## REQUIREMENTS:
Copy every entry word for word. Skip the pictures.

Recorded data
[Begin]
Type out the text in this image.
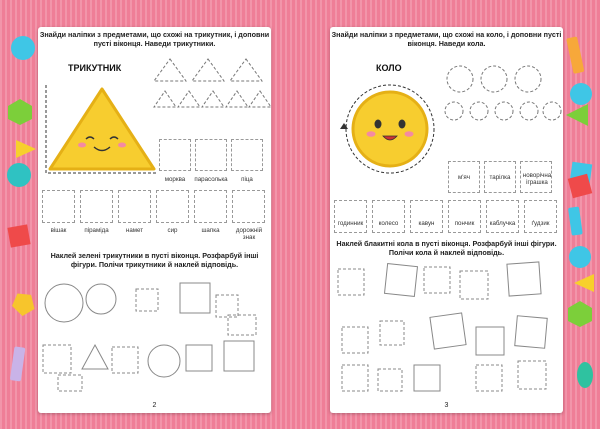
Знайди наліпки з предметами, що схожі на трикутник, і доповни пусті віконця. Наведи трикутники.

ТРИКУТНИК
морква	парасолька	піца
вішак	піраміда	намет	сир	шапка	дорожній знак

Наклей зелені трикутники в пусті віконця. Розфарбуй інші фігури. Полічи трикутники й наклей відповідь.

2

Знайди наліпки з предметами, що схожі на коло, і доповни пусті віконця. Наведи кола.

КОЛО
м'яч	тарілка	новорічна іграшка
годинник	колесо	кавун	пончик	каблучка	ґудзик

Наклей блакитні кола в пусті віконця. Розфарбуй інші фігури. Полічи кола й наклей відповідь.

3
[End]
## CORRECT OUTPUT:
Type out the text in this image.
Знайди наліпки з предметами, що схожі на трикутник, і доповни пусті віконця. Наведи трикутники.

ТРИКУТНИК
морква	парасолька	піца
вішак	піраміда	намет	сир	шапка	дорожній знак

Наклей зелені трикутники в пусті віконця. Розфарбуй інші фігури. Полічи трикутники й наклей відповідь.

2

Знайди наліпки з предметами, що схожі на коло, і доповни пусті віконця. Наведи кола.

КОЛО
м'яч	тарілка	новорічна іграшка
годинник	колесо	кавун	пончик	каблучка	ґудзик

Наклей блакитні кола в пусті віконця. Розфарбуй інші фігури. Полічи кола й наклей відповідь.

3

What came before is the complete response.